__PROBLEM DESCRIPTION__: Transcribe the material in full, exactly as written.

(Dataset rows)
____________________

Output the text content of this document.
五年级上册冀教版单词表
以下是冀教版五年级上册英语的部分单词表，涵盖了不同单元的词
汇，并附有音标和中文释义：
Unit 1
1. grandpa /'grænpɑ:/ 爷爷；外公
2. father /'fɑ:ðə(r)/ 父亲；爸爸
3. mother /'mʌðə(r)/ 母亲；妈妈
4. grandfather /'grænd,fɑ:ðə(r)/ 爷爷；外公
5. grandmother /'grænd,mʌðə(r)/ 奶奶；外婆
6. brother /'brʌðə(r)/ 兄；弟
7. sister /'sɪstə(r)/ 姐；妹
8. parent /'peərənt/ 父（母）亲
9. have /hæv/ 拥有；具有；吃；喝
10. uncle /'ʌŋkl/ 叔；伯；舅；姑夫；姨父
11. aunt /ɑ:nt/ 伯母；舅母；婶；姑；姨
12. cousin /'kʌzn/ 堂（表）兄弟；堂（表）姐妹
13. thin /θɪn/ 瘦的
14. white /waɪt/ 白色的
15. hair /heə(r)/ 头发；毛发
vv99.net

____________________

__ANSWER TO THIS EXERCISE__:
Output the text content of this document.
五年级上册冀教版单词表
以下是冀教版五年级上册英语的部分单词表，涵盖了不同单元的词
汇，并附有音标和中文释义：
Unit 1
1. grandpa /'grænpɑ:/ 爷爷；外公
2. father /'fɑ:ðə(r)/ 父亲；爸爸
3. mother /'mʌðə(r)/ 母亲；妈妈
4. grandfather /'grænd,fɑ:ðə(r)/ 爷爷；外公
5. grandmother /'grænd,mʌðə(r)/ 奶奶；外婆
6. brother /'brʌðə(r)/ 兄；弟
7. sister /'sɪstə(r)/ 姐；妹
8. parent /'peərənt/ 父（母）亲
9. have /hæv/ 拥有；具有；吃；喝
10. uncle /'ʌŋkl/ 叔；伯；舅；姑夫；姨父
11. aunt /ɑ:nt/ 伯母；舅母；婶；姑；姨
12. cousin /'kʌzn/ 堂（表）兄弟；堂（表）姐妹
13. thin /θɪn/ 瘦的
14. white /waɪt/ 白色的
15. hair /heə(r)/ 头发；毛发
vv99.net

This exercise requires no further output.